The request
Print out each record below, unaltered and complete, without its images.

================================

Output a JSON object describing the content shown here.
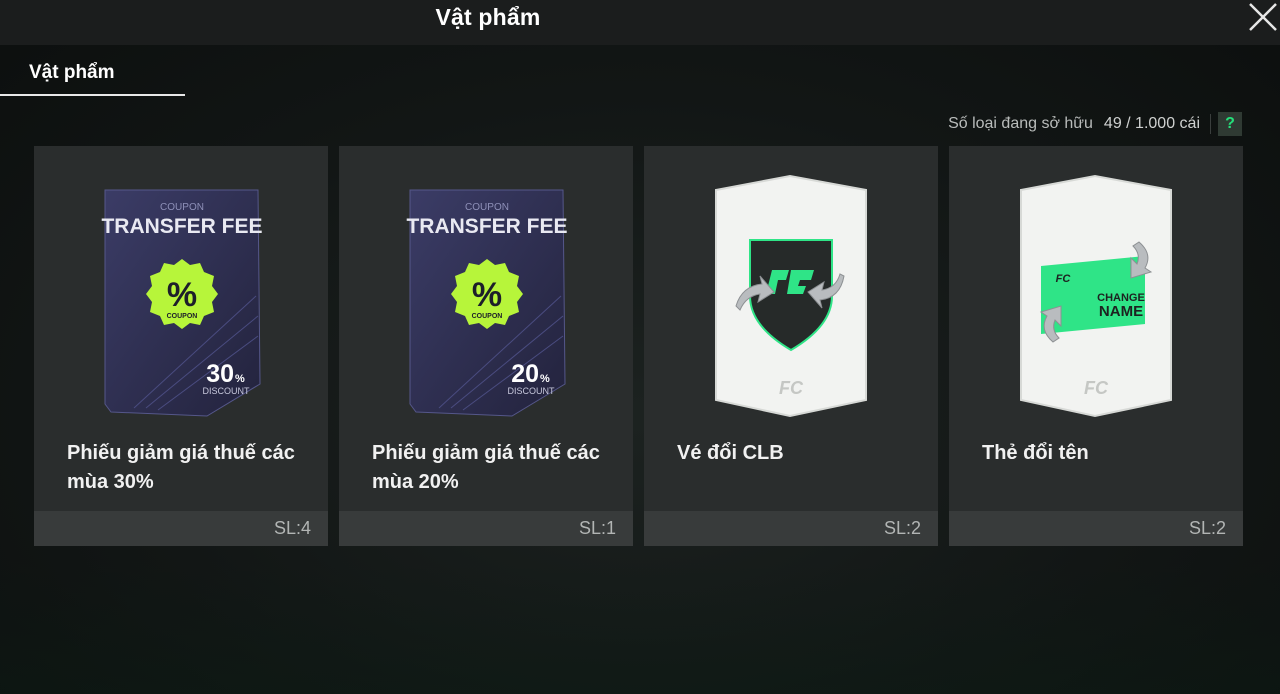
{
  "header": {
    "title": "Vật phẩm"
  },
  "tabs": [
    {
      "label": "Vật phẩm",
      "active": true
    }
  ],
  "owned": {
    "label": "Số loại đang sở hữu",
    "count": "49 / 1.000 cái",
    "help": "?"
  },
  "items": [
    {
      "name": "Phiếu giảm giá thuế các mùa 30%",
      "qty": "SL:4",
      "art": {
        "coupon_label": "COUPON",
        "title": "TRANSFER FEE",
        "badge_symbol": "%",
        "badge_label": "COUPON",
        "percent": "30",
        "percent_unit": "%",
        "discount_label": "DISCOUNT"
      }
    },
    {
      "name": "Phiếu giảm giá thuế các mùa 20%",
      "qty": "SL:1",
      "art": {
        "coupon_label": "COUPON",
        "title": "TRANSFER FEE",
        "badge_symbol": "%",
        "badge_label": "COUPON",
        "percent": "20",
        "percent_unit": "%",
        "discount_label": "DISCOUNT"
      }
    },
    {
      "name": "Vé đổi CLB",
      "qty": "SL:2",
      "art": {
        "logo": "FC"
      }
    },
    {
      "name": "Thẻ đổi tên",
      "qty": "SL:2",
      "art": {
        "logo": "FC",
        "line1": "CHANGE",
        "line2": "NAME"
      }
    }
  ],
  "colors": {
    "accent": "#24e07a",
    "coupon_dark": "#2b2c4a",
    "badge": "#b7f53a",
    "card_bg": "#2a2d2d"
  }
}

================================

Reply
Output a JSON object describing the content shown here.
{
  "header": {
    "title": "Vật phẩm"
  },
  "tabs": [
    {
      "label": "Vật phẩm",
      "active": true
    }
  ],
  "owned": {
    "label": "Số loại đang sở hữu",
    "count": "49 / 1.000 cái",
    "help": "?"
  },
  "items": [
    {
      "name": "Phiếu giảm giá thuế các mùa 30%",
      "qty": "SL:4",
      "art": {
        "coupon_label": "COUPON",
        "title": "TRANSFER FEE",
        "badge_symbol": "%",
        "badge_label": "COUPON",
        "percent": "30",
        "percent_unit": "%",
        "discount_label": "DISCOUNT"
      }
    },
    {
      "name": "Phiếu giảm giá thuế các mùa 20%",
      "qty": "SL:1",
      "art": {
        "coupon_label": "COUPON",
        "title": "TRANSFER FEE",
        "badge_symbol": "%",
        "badge_label": "COUPON",
        "percent": "20",
        "percent_unit": "%",
        "discount_label": "DISCOUNT"
      }
    },
    {
      "name": "Vé đổi CLB",
      "qty": "SL:2",
      "art": {
        "logo": "FC"
      }
    },
    {
      "name": "Thẻ đổi tên",
      "qty": "SL:2",
      "art": {
        "logo": "FC",
        "line1": "CHANGE",
        "line2": "NAME"
      }
    }
  ],
  "colors": {
    "accent": "#24e07a",
    "coupon_dark": "#2b2c4a",
    "badge": "#b7f53a",
    "card_bg": "#2a2d2d"
  }
}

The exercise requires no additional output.